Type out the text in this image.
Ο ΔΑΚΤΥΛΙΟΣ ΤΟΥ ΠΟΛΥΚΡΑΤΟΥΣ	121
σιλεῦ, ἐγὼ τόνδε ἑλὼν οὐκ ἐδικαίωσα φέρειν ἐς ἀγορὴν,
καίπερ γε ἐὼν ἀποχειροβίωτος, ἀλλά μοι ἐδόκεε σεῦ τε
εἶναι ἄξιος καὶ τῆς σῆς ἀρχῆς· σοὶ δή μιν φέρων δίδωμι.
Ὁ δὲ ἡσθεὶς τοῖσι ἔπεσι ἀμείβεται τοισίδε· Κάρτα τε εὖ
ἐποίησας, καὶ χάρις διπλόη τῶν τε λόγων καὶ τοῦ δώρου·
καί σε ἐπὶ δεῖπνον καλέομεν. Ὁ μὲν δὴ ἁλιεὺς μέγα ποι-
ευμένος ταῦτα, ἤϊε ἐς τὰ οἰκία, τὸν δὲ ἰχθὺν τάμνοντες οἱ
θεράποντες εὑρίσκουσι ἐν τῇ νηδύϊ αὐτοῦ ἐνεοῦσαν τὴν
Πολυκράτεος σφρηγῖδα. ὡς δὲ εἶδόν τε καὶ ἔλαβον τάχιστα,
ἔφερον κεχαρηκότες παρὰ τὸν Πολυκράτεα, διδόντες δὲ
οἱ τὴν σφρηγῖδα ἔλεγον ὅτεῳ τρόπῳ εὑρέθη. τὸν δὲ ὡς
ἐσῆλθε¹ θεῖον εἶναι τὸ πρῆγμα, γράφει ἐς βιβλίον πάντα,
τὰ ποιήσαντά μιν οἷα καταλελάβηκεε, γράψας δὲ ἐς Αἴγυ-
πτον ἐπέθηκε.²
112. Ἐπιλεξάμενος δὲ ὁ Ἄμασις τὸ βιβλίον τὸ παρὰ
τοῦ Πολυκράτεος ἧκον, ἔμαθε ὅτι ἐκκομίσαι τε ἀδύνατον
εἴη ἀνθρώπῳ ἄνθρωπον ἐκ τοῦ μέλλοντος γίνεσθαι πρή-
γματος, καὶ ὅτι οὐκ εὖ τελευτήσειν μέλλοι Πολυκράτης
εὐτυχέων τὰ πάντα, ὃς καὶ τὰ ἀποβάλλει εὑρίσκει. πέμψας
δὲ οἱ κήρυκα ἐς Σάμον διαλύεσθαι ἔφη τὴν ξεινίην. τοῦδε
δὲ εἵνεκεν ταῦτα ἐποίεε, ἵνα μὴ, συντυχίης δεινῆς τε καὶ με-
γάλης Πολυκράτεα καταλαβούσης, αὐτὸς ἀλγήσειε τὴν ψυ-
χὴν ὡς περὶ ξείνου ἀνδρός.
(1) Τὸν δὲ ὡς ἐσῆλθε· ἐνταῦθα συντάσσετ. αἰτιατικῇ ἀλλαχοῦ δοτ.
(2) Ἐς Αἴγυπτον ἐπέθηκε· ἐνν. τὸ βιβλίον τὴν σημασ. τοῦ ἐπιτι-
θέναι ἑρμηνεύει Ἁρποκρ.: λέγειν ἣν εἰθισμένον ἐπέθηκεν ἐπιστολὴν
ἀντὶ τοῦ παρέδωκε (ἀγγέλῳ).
══════
Using the listing above, show each line holding the string "εἶναι".

εἶναι ἄξιος καὶ τῆς σῆς ἀρχῆς· σοὶ δή μιν φέρων δίδωμι.
ἐσῆλθε¹ θεῖον εἶναι τὸ πρῆγμα, γράφει ἐς βιβλίον πάντα,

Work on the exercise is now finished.